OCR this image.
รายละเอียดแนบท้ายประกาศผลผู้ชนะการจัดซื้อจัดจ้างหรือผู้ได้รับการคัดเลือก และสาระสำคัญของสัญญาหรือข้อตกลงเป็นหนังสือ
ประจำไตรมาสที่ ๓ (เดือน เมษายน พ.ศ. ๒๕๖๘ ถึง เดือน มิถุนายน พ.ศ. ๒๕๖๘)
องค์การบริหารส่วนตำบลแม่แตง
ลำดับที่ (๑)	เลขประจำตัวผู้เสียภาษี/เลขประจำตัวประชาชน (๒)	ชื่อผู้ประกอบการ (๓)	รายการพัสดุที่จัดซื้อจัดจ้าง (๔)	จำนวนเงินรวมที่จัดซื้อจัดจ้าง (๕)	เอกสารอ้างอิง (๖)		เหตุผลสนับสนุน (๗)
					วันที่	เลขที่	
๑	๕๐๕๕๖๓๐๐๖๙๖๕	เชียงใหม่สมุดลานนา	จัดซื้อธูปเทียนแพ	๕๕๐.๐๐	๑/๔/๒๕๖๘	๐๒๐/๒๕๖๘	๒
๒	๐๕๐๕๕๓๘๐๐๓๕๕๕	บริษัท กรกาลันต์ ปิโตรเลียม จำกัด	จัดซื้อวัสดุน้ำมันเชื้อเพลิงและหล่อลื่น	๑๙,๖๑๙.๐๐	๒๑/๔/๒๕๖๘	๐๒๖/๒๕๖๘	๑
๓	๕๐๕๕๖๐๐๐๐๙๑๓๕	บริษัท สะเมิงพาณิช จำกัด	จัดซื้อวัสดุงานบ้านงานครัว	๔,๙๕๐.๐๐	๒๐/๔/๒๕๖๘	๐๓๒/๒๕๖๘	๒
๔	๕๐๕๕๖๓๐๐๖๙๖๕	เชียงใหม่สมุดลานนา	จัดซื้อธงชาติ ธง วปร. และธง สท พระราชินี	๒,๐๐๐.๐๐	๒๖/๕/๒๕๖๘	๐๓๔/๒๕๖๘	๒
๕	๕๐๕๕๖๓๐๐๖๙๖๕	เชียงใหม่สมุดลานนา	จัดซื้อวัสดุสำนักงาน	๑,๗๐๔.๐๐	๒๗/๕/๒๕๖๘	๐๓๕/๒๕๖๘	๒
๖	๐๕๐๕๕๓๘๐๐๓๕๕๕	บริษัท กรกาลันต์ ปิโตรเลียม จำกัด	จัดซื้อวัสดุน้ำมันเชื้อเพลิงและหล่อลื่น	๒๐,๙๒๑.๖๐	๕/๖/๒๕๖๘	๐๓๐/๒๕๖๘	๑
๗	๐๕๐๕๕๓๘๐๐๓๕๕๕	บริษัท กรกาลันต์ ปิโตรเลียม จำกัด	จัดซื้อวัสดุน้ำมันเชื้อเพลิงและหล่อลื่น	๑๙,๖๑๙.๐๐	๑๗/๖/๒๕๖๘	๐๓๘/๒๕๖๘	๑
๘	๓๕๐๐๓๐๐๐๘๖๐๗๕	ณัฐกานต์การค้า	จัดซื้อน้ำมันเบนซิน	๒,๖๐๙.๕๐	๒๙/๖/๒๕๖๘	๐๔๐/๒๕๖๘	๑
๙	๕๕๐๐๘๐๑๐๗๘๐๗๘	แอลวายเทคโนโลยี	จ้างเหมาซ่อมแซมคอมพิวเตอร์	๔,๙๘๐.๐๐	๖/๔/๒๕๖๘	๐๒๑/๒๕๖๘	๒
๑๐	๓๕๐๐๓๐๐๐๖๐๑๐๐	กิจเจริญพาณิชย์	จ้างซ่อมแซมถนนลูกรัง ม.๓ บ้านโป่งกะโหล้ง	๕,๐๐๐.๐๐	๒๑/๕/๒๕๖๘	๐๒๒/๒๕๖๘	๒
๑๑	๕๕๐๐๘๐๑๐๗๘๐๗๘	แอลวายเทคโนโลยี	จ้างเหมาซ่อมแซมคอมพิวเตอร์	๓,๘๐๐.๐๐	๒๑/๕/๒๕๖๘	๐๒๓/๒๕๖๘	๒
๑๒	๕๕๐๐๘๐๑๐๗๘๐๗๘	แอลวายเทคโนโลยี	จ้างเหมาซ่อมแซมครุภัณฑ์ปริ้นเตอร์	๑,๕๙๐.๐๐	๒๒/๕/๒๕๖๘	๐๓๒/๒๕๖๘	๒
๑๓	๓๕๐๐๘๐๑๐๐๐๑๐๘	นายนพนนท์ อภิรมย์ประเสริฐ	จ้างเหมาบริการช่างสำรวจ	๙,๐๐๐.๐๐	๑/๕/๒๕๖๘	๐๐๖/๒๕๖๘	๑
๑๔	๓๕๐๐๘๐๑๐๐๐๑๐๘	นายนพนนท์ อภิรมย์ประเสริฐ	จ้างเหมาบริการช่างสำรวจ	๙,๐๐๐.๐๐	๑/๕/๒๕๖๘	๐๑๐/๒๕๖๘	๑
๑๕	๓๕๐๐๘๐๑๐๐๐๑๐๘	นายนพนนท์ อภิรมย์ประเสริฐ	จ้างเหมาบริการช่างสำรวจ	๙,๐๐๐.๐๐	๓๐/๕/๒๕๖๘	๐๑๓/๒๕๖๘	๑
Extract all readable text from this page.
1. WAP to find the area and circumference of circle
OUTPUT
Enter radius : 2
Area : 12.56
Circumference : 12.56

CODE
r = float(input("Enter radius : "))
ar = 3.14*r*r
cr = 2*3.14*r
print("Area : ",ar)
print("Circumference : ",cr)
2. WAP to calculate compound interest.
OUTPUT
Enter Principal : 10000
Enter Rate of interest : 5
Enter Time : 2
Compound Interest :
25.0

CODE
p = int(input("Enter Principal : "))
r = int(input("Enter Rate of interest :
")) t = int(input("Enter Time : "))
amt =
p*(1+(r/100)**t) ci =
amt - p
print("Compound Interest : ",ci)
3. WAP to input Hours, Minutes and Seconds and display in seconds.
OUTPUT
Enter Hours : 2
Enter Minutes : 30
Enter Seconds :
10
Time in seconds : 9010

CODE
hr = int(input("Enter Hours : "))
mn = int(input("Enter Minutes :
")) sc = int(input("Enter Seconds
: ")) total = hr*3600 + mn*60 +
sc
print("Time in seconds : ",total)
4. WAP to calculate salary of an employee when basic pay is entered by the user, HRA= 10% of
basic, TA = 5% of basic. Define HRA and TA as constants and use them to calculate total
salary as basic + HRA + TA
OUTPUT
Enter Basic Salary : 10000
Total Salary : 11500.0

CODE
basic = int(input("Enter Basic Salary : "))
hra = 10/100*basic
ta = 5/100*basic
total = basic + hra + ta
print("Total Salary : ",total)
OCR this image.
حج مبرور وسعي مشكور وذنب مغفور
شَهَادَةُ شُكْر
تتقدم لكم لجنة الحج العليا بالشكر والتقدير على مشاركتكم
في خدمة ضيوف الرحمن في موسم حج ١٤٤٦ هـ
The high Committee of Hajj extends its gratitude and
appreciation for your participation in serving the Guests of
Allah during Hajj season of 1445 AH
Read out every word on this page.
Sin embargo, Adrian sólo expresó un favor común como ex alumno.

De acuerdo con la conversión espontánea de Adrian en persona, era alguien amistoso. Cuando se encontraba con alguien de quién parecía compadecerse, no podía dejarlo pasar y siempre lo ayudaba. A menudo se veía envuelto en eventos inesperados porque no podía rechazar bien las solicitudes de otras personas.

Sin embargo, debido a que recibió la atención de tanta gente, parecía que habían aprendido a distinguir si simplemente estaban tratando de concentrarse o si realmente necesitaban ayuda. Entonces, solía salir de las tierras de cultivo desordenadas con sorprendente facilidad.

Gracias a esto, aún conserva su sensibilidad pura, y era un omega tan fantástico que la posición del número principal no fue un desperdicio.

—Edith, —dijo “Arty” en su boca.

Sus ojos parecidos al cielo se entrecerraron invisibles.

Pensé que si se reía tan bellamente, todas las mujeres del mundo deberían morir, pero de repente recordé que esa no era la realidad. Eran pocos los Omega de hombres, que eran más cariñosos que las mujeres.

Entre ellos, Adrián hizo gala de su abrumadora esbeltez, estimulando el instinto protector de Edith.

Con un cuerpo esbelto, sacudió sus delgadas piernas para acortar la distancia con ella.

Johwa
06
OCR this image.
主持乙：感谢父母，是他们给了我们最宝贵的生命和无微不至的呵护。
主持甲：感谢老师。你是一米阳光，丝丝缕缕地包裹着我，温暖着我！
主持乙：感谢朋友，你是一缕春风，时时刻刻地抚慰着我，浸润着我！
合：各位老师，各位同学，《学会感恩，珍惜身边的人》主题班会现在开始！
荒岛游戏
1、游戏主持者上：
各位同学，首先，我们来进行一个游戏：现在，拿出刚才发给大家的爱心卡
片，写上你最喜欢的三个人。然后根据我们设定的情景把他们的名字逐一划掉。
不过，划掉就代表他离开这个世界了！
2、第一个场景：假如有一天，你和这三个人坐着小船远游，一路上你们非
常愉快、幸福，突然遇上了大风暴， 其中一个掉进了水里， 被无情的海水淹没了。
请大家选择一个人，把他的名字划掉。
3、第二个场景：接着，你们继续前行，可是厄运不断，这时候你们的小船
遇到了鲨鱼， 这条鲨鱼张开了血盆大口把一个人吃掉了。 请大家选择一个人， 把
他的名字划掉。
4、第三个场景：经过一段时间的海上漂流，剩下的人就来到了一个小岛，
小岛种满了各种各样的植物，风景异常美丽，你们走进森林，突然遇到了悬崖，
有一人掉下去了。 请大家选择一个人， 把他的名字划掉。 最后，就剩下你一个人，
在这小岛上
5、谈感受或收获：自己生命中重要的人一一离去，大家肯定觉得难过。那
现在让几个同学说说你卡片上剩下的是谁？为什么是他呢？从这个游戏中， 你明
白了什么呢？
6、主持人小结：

EXERCISE. Look through the lines above and collect those with the word "Hajj".

COMPLETE ANSWER.
The high Committee of Hajj extends its gratitude and
Allah during Hajj season of 1445 AH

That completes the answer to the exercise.